## Material provided
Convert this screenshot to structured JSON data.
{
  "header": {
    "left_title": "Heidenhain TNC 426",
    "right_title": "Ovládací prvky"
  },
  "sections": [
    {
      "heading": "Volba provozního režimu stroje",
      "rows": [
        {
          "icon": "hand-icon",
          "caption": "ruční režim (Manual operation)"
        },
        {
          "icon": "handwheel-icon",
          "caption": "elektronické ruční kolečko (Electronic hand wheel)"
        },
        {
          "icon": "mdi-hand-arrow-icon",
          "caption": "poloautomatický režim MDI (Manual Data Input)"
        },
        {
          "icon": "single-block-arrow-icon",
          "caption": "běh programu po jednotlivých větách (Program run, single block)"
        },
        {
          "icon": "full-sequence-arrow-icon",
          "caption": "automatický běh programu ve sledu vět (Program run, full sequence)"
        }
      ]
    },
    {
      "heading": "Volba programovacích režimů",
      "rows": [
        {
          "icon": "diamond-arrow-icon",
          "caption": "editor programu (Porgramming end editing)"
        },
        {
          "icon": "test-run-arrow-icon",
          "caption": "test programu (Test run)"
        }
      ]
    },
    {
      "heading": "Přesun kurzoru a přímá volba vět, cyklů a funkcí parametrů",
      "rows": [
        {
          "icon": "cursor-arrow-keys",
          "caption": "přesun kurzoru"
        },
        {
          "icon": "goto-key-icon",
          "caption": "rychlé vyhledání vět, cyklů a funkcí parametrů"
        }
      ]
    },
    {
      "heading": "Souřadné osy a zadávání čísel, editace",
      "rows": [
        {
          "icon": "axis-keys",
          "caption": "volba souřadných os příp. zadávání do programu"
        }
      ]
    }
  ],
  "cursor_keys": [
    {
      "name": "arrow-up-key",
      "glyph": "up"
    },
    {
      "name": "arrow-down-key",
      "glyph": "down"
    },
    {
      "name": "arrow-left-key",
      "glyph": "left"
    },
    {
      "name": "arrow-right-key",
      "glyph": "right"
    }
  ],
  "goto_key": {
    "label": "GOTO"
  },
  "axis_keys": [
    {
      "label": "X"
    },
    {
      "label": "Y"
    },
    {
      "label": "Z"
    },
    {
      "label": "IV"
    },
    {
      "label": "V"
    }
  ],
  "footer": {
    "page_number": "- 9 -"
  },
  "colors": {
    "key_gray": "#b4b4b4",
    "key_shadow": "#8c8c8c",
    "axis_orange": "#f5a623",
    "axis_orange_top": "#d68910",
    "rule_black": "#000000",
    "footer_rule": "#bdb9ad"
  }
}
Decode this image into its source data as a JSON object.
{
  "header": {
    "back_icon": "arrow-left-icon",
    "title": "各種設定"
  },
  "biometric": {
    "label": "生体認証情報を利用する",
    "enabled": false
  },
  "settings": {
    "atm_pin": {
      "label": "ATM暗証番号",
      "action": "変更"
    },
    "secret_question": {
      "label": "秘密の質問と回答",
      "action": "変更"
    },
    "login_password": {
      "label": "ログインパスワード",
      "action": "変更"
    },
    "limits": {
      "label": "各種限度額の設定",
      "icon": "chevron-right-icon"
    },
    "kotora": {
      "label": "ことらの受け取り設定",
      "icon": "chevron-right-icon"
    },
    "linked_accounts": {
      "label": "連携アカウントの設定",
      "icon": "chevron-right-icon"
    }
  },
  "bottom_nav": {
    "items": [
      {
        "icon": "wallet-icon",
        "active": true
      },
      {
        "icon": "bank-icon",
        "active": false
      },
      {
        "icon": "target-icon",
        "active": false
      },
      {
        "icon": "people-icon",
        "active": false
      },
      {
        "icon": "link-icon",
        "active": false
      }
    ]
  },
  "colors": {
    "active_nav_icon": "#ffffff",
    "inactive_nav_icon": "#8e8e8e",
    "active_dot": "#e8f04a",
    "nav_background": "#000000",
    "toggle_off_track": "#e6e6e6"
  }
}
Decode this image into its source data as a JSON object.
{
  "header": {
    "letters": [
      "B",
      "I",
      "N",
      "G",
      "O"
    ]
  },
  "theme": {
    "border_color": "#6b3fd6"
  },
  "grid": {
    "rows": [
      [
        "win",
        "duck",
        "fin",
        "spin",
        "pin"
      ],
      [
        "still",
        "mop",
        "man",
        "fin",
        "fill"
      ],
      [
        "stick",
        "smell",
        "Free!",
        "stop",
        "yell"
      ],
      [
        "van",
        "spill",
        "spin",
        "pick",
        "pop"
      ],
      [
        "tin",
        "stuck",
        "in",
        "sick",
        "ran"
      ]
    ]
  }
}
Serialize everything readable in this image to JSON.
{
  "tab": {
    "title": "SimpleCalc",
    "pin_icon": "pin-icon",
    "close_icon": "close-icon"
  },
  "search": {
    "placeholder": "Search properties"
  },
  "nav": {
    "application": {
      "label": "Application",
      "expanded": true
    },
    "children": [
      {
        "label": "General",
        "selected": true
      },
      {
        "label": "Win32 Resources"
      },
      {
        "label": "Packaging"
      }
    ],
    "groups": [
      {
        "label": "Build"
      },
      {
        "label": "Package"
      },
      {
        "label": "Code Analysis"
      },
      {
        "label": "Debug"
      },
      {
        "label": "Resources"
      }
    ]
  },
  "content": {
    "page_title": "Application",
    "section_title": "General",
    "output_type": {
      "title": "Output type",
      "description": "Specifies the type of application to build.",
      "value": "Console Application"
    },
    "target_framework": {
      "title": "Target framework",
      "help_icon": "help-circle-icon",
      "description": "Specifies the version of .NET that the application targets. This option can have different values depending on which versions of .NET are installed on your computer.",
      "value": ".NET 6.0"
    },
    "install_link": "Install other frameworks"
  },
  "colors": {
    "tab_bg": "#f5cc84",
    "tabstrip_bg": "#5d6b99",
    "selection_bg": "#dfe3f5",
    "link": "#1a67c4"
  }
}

## Stated problem
Which lines hold the word "arrow"? Show each one.

## Complete response
          "icon": "mdi-hand-arrow-icon",
          "icon": "single-block-arrow-icon",
          "icon": "full-sequence-arrow-icon",
          "icon": "diamond-arrow-icon",
          "icon": "test-run-arrow-icon",
          "icon": "cursor-arrow-keys",
      "name": "arrow-up-key",
      "name": "arrow-down-key",
      "name": "arrow-left-key",
      "name": "arrow-right-key",
    "back_icon": "arrow-left-icon",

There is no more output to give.